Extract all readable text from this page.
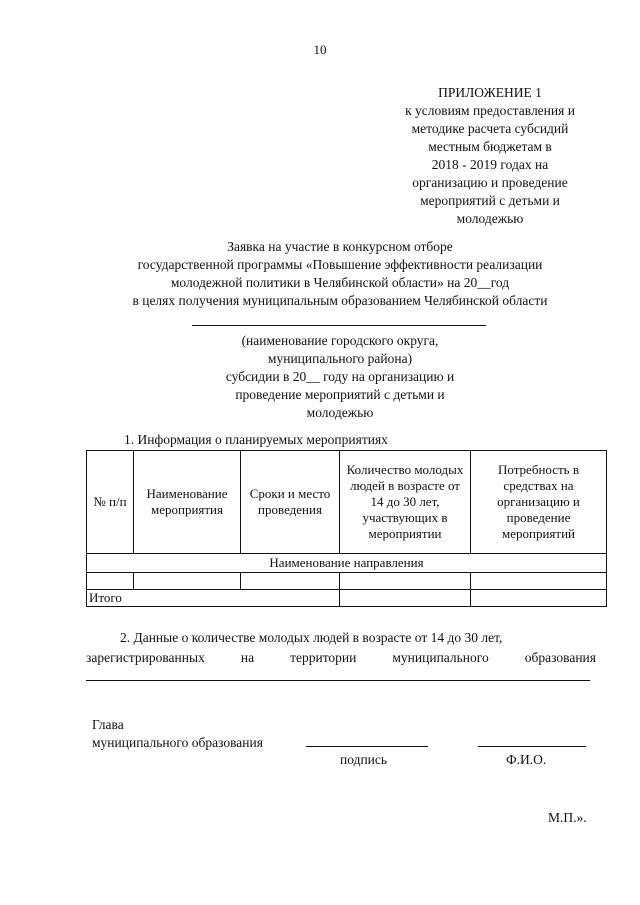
10
ПРИЛОЖЕНИЕ 1
к условиям предоставления и
методике расчета субсидий
местным бюджетам в
2018 - 2019 годах на
организацию и проведение
мероприятий с детьми и
молодежью
Заявка на участие в конкурсном отборе
государственной программы «Повышение эффективности реализации
молодежной политики в Челябинской области» на 20__год
в целях получения муниципальным образованием Челябинской области
(наименование городского округа,
муниципального района)
субсидии в 20__ году на организацию и
проведение мероприятий с детьми и
молодежью
1. Информация о планируемых мероприятиях
№ п/п	Наименование мероприятия	Сроки и место проведения	Количество молодых людей в возрасте от 14 до 30 лет, участвующих в мероприятии	Потребность в средствах на организацию и проведение мероприятий
Наименование направления				

Итого				
2. Данные о количестве молодых людей в возрасте от 14 до 30 лет,
зарегистрированных	на	территории	муниципального	образования
Глава
муниципального образования
подпись	Ф.И.О.
М.П.».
____
REQUIRED WORK:
Copy out each record shown above without alteration, skipping any picture.

ANSWER IN FULL:
Extract all readable text from this page.
10
ПРИЛОЖЕНИЕ 1
к условиям предоставления и
методике расчета субсидий
местным бюджетам в
2018 - 2019 годах на
организацию и проведение
мероприятий с детьми и
молодежью
Заявка на участие в конкурсном отборе
государственной программы «Повышение эффективности реализации
молодежной политики в Челябинской области» на 20__год
в целях получения муниципальным образованием Челябинской области
(наименование городского округа,
муниципального района)
субсидии в 20__ году на организацию и
проведение мероприятий с детьми и
молодежью
1. Информация о планируемых мероприятиях
№ п/п	Наименование мероприятия	Сроки и место проведения	Количество молодых людей в возрасте от 14 до 30 лет, участвующих в мероприятии	Потребность в средствах на организацию и проведение мероприятий
Наименование направления				

Итого				
2. Данные о количестве молодых людей в возрасте от 14 до 30 лет,
зарегистрированных	на	территории	муниципального	образования
Глава
муниципального образования
подпись	Ф.И.О.
М.П.».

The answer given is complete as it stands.